Prompt: Copy out each line of the data that holds the word "this".

Input:
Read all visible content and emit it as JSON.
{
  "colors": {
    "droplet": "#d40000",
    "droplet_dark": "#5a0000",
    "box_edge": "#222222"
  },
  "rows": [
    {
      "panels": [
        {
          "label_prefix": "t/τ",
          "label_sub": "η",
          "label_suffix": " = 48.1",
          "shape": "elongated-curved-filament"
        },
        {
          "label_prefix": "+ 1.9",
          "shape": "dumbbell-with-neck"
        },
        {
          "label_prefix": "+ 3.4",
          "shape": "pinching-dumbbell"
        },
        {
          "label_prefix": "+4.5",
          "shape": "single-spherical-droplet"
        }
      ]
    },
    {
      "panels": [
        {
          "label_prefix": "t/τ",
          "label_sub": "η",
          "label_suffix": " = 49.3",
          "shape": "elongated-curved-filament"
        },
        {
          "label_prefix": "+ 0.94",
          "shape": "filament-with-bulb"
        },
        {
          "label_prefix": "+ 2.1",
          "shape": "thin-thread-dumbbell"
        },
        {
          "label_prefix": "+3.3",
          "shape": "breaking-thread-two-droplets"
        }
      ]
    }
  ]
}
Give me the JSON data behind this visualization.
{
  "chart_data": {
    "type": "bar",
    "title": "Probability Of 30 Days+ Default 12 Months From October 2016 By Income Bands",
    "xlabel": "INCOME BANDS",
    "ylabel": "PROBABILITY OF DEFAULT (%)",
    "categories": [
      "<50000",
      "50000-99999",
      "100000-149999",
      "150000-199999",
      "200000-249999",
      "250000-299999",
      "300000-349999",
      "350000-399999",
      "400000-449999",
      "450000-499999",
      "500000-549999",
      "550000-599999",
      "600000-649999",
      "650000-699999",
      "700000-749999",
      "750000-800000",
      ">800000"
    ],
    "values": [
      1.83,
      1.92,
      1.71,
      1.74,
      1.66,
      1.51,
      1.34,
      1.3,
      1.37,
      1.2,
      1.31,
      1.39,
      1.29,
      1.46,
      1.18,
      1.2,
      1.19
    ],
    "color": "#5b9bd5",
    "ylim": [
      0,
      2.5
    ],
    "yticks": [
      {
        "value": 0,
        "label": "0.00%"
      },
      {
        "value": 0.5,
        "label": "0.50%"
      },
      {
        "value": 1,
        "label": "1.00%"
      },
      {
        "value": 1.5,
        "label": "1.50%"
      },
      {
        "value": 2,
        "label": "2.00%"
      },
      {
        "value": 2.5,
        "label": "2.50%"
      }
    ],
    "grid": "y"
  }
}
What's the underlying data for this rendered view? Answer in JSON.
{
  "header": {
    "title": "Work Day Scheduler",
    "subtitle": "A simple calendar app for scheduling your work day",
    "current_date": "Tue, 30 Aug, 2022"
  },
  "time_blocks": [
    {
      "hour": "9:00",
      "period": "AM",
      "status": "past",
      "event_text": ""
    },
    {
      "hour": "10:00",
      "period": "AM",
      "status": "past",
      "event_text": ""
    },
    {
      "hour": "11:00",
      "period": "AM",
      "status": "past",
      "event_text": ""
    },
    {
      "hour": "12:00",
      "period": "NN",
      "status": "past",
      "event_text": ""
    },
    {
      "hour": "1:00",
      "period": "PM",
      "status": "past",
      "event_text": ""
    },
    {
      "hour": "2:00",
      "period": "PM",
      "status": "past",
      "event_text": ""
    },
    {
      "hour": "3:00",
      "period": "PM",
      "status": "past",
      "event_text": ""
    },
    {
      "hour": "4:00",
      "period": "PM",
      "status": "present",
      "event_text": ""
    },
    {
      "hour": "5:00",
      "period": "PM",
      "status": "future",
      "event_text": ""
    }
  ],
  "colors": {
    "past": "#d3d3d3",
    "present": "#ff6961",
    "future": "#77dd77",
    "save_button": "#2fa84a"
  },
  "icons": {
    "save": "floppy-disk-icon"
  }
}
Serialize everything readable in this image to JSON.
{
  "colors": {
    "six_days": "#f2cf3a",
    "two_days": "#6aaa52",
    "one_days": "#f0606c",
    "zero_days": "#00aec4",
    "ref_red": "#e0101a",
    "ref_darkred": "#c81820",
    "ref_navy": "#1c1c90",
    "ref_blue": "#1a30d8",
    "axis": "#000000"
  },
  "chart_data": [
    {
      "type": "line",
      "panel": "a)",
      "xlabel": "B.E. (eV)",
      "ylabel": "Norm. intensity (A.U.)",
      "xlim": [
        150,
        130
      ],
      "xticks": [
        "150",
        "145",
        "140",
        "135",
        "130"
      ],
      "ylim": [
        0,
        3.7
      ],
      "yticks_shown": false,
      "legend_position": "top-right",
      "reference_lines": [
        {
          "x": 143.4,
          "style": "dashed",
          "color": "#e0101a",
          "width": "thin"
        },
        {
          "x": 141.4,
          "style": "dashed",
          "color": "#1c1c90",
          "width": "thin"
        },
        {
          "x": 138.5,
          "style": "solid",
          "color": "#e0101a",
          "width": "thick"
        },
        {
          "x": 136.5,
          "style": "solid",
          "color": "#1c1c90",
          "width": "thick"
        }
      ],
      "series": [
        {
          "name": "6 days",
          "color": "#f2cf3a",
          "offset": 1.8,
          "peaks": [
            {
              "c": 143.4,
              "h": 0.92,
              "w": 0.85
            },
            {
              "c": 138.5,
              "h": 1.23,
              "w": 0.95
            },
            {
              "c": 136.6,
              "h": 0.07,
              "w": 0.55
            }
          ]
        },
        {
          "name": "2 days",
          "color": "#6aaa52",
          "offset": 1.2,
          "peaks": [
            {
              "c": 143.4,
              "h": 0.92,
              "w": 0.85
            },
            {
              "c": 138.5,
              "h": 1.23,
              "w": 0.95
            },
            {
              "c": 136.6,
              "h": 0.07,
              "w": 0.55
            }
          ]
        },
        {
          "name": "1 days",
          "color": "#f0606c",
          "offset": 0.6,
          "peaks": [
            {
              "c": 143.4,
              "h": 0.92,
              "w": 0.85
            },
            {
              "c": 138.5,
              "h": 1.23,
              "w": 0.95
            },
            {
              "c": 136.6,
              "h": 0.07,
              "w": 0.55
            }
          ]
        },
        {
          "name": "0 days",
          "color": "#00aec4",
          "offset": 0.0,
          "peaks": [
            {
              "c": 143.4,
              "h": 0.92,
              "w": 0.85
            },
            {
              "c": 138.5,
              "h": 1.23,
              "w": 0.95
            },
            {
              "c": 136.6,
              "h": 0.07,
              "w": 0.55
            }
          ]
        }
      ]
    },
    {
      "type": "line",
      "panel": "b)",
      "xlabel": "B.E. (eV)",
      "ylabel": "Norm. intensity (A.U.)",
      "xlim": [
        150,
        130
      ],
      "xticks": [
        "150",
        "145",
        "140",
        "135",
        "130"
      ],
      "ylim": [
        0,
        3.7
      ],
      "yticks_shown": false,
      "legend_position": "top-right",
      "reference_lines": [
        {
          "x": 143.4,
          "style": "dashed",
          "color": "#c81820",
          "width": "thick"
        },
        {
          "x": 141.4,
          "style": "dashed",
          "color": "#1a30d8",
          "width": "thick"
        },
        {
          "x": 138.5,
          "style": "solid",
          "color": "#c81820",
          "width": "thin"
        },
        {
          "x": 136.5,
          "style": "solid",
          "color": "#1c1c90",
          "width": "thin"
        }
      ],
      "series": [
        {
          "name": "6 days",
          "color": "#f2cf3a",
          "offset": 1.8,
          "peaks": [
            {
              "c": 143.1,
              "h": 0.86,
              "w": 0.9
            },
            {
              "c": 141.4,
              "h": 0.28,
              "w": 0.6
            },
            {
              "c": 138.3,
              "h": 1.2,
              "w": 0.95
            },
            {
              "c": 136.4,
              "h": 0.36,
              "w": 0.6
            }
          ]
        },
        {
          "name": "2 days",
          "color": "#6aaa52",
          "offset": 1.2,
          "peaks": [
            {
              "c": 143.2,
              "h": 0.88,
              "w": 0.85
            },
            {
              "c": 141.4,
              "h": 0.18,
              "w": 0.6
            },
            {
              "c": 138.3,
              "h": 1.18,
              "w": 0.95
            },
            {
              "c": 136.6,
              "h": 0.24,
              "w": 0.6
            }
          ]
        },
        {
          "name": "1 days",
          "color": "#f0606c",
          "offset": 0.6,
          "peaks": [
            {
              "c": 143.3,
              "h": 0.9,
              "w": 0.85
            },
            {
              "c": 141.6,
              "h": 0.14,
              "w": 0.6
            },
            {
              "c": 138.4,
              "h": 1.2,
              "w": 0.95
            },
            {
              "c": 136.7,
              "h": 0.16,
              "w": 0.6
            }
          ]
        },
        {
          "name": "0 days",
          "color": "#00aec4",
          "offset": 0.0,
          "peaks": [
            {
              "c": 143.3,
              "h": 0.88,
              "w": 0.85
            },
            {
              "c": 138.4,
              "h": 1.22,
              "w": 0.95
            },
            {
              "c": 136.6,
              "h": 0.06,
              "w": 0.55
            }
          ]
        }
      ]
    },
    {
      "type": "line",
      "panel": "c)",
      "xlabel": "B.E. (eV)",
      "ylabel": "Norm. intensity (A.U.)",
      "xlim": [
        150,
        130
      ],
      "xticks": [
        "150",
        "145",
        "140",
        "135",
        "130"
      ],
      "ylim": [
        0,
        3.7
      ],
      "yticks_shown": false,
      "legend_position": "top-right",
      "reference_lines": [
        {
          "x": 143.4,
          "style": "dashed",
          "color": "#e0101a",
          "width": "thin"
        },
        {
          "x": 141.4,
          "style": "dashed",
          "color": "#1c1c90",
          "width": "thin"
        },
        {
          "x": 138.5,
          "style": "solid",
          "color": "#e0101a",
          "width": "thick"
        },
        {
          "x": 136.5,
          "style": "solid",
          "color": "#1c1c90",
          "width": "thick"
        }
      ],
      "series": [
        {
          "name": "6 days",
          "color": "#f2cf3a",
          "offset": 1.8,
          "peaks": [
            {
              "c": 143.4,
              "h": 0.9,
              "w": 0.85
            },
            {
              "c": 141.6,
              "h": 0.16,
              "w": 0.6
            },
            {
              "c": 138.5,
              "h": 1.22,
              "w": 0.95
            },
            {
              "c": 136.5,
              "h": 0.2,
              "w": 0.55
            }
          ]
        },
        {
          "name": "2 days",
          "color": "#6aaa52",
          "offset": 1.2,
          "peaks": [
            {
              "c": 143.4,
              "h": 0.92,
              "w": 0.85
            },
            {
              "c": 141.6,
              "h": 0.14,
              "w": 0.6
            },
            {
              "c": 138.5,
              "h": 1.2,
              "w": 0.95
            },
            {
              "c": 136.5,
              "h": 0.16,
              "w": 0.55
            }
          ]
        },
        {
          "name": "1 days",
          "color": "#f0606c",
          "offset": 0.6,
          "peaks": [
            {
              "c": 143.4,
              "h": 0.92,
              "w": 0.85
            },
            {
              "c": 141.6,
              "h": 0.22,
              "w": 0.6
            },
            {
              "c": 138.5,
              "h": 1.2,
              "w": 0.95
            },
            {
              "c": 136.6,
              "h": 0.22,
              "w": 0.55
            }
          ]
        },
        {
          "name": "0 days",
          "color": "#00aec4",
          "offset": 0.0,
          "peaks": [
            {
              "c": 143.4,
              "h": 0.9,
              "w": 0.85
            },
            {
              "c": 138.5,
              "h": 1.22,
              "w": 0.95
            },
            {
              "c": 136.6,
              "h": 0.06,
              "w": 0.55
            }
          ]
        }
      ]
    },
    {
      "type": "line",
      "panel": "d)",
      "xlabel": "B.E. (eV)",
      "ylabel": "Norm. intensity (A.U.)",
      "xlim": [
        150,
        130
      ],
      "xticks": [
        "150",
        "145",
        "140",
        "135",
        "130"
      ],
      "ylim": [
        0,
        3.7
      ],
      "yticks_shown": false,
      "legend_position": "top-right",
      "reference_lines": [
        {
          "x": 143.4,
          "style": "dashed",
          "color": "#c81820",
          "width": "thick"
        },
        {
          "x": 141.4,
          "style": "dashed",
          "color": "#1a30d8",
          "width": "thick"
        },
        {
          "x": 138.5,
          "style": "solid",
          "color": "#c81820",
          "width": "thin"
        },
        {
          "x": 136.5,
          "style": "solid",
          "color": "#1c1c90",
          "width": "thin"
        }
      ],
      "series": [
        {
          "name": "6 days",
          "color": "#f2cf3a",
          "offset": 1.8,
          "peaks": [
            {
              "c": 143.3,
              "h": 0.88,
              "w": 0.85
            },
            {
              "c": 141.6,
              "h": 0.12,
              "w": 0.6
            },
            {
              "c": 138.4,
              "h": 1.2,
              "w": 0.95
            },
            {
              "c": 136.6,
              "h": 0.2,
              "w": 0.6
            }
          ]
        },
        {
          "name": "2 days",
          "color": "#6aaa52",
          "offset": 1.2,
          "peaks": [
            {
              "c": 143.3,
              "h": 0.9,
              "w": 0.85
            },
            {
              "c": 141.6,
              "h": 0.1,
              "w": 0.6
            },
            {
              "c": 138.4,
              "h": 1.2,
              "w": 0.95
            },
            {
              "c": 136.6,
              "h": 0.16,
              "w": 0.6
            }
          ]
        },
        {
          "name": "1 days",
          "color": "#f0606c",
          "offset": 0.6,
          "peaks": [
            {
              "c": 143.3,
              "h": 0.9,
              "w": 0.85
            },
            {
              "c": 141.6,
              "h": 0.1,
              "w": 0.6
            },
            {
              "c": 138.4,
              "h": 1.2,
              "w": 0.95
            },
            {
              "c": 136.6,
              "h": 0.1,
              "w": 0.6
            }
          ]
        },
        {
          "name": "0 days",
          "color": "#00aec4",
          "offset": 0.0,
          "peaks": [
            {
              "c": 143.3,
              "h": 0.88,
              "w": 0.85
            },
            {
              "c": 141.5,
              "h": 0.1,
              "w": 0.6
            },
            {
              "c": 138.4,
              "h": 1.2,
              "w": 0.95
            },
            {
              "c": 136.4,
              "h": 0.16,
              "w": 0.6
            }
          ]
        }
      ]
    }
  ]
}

Answer:
Give me the JSON data behind this visualization.
What's the underlying data for this rendered view? Answer in JSON.
Serialize everything readable in this image to JSON.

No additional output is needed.